Stored records:

=-=-=-=-=

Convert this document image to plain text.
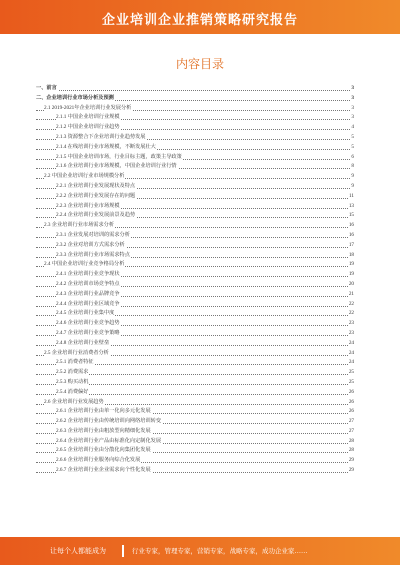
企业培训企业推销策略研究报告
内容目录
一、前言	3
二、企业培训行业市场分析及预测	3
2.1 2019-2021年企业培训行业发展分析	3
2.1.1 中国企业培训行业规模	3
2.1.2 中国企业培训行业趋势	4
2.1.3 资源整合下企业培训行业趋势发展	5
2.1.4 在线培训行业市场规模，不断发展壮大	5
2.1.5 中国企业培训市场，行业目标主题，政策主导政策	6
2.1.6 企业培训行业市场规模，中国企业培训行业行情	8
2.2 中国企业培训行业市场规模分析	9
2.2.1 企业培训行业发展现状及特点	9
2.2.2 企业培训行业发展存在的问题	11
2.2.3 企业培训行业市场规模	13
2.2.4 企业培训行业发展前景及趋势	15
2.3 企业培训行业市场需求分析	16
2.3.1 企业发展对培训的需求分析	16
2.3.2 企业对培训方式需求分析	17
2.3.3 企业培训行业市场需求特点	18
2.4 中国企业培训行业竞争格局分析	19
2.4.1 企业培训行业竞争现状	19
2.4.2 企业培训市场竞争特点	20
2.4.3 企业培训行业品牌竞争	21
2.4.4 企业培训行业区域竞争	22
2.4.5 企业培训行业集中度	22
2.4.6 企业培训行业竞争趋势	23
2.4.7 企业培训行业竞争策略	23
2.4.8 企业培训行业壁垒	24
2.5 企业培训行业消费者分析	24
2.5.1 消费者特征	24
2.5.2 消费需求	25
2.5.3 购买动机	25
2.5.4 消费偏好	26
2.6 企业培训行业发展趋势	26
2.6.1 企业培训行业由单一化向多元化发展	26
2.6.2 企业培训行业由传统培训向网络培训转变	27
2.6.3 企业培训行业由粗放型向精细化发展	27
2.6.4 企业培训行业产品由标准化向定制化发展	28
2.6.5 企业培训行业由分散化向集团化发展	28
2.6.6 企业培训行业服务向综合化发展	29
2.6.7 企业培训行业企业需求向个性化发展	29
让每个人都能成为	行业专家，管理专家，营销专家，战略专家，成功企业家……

=-=-=-=-=

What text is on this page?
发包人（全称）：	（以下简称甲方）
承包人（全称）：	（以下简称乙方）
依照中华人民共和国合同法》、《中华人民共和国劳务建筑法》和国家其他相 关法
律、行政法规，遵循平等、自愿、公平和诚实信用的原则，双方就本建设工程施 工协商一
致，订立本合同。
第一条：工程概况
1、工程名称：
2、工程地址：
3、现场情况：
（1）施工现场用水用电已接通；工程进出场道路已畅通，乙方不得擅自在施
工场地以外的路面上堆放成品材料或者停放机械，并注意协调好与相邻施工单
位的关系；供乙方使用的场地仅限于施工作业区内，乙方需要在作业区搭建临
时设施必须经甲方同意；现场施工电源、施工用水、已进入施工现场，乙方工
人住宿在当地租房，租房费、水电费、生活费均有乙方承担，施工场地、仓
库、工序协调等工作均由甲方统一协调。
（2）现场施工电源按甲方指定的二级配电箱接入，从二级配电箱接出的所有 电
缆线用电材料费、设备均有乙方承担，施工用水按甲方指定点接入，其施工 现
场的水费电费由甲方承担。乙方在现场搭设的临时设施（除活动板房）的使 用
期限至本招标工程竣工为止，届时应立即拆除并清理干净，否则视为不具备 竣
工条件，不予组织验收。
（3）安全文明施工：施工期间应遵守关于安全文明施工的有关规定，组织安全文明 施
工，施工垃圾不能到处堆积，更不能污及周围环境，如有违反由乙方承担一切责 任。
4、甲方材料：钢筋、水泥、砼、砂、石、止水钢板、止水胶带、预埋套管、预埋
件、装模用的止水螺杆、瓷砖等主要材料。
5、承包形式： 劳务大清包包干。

=-=-=-=-=

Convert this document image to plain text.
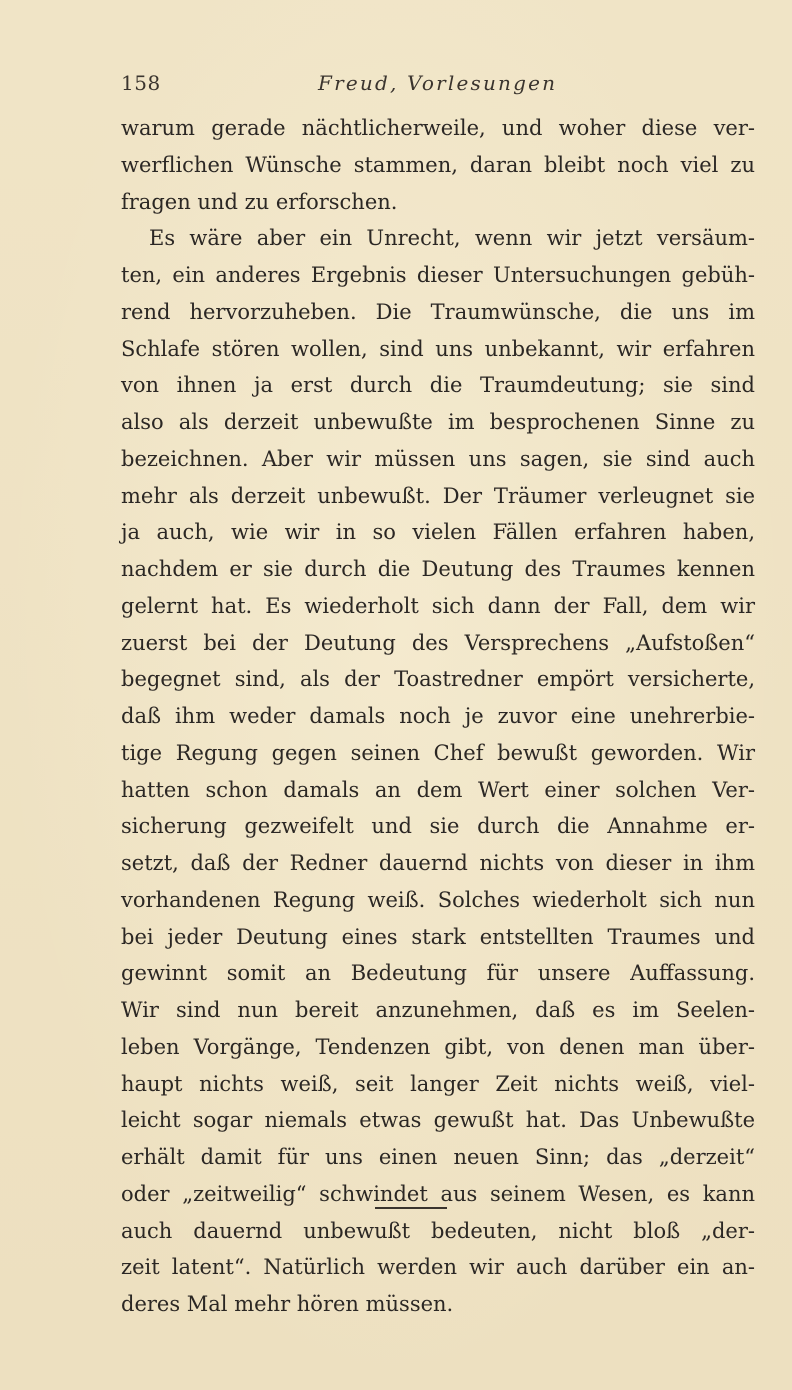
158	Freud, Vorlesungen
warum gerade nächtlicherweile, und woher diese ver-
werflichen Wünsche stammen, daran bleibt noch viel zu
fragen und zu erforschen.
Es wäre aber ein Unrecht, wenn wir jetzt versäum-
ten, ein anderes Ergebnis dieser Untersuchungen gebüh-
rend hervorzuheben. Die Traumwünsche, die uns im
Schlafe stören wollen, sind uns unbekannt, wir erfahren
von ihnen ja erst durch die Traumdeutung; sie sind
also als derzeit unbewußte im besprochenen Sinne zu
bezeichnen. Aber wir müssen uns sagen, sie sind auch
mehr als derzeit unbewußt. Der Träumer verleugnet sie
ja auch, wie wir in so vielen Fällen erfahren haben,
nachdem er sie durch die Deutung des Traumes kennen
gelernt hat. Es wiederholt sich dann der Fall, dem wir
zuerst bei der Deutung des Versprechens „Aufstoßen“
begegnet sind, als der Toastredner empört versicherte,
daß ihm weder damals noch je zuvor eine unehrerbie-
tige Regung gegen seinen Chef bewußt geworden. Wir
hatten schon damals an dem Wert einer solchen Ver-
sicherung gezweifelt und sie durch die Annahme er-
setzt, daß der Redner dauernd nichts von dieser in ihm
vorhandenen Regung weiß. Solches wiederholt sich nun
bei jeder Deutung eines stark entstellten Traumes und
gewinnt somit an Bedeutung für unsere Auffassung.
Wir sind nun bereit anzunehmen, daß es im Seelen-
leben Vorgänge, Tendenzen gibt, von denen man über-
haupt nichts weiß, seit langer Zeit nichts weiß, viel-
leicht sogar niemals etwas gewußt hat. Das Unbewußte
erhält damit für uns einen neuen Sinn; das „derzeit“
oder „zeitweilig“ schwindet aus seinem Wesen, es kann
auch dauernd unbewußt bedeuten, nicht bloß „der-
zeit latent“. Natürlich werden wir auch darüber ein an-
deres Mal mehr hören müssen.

=-=-=-=-=

* Set task
Determine how many lines of the data contain the word "damals", and reply with that number only.

* Response to this exercise
2